Quote the records below in full, exactly as given, with the images taken out.

_ _ _

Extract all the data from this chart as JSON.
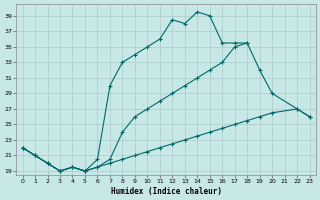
{
  "xlabel": "Humidex (Indice chaleur)",
  "bg_color": "#c8e8e8",
  "grid_color": "#b0d0d0",
  "line_color": "#006868",
  "xlim": [
    -0.5,
    23.5
  ],
  "ylim": [
    18.5,
    40.5
  ],
  "yticks": [
    19,
    21,
    23,
    25,
    27,
    29,
    31,
    33,
    35,
    37,
    39
  ],
  "xticks": [
    0,
    1,
    2,
    3,
    4,
    5,
    6,
    7,
    8,
    9,
    10,
    11,
    12,
    13,
    14,
    15,
    16,
    17,
    18,
    19,
    20,
    21,
    22,
    23
  ],
  "series": [
    {
      "x": [
        0,
        1,
        2,
        3,
        4,
        5,
        6,
        7,
        8,
        9,
        10,
        11,
        12,
        13,
        14,
        15,
        16,
        17,
        18
      ],
      "y": [
        22,
        21,
        20,
        19,
        19.5,
        19,
        20.5,
        30,
        33,
        34,
        35,
        36,
        38.5,
        38,
        39.5,
        39,
        35.5,
        35.5,
        35.5
      ]
    },
    {
      "x": [
        0,
        1,
        2,
        3,
        4,
        5,
        6,
        7,
        8,
        9,
        10,
        11,
        12,
        13,
        14,
        15,
        16,
        17,
        18,
        19,
        20,
        22,
        23
      ],
      "y": [
        22,
        21,
        20,
        19,
        19.5,
        19,
        19.5,
        20.5,
        24,
        26,
        27,
        28,
        29,
        30,
        31,
        32,
        33,
        35,
        35.5,
        32,
        29,
        27,
        26
      ]
    },
    {
      "x": [
        0,
        1,
        2,
        3,
        4,
        5,
        6,
        7,
        8,
        9,
        10,
        11,
        12,
        13,
        14,
        15,
        16,
        17,
        18,
        19,
        20,
        22,
        23
      ],
      "y": [
        22,
        21,
        20,
        19,
        19.5,
        19,
        19.5,
        20,
        20.5,
        21,
        21.5,
        22,
        22.5,
        23,
        23.5,
        24,
        24.5,
        25,
        25.5,
        26,
        26.5,
        27,
        26
      ]
    }
  ]
}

_ _ _

# Full solution
Extract all the data from this chart as JSON.
{
  "xlabel": "Humidex (Indice chaleur)",
  "bg_color": "#c8e8e8",
  "grid_color": "#b0d0d0",
  "line_color": "#006868",
  "xlim": [
    -0.5,
    23.5
  ],
  "ylim": [
    18.5,
    40.5
  ],
  "yticks": [
    19,
    21,
    23,
    25,
    27,
    29,
    31,
    33,
    35,
    37,
    39
  ],
  "xticks": [
    0,
    1,
    2,
    3,
    4,
    5,
    6,
    7,
    8,
    9,
    10,
    11,
    12,
    13,
    14,
    15,
    16,
    17,
    18,
    19,
    20,
    21,
    22,
    23
  ],
  "series": [
    {
      "x": [
        0,
        1,
        2,
        3,
        4,
        5,
        6,
        7,
        8,
        9,
        10,
        11,
        12,
        13,
        14,
        15,
        16,
        17,
        18
      ],
      "y": [
        22,
        21,
        20,
        19,
        19.5,
        19,
        20.5,
        30,
        33,
        34,
        35,
        36,
        38.5,
        38,
        39.5,
        39,
        35.5,
        35.5,
        35.5
      ]
    },
    {
      "x": [
        0,
        1,
        2,
        3,
        4,
        5,
        6,
        7,
        8,
        9,
        10,
        11,
        12,
        13,
        14,
        15,
        16,
        17,
        18,
        19,
        20,
        22,
        23
      ],
      "y": [
        22,
        21,
        20,
        19,
        19.5,
        19,
        19.5,
        20.5,
        24,
        26,
        27,
        28,
        29,
        30,
        31,
        32,
        33,
        35,
        35.5,
        32,
        29,
        27,
        26
      ]
    },
    {
      "x": [
        0,
        1,
        2,
        3,
        4,
        5,
        6,
        7,
        8,
        9,
        10,
        11,
        12,
        13,
        14,
        15,
        16,
        17,
        18,
        19,
        20,
        22,
        23
      ],
      "y": [
        22,
        21,
        20,
        19,
        19.5,
        19,
        19.5,
        20,
        20.5,
        21,
        21.5,
        22,
        22.5,
        23,
        23.5,
        24,
        24.5,
        25,
        25.5,
        26,
        26.5,
        27,
        26
      ]
    }
  ]
}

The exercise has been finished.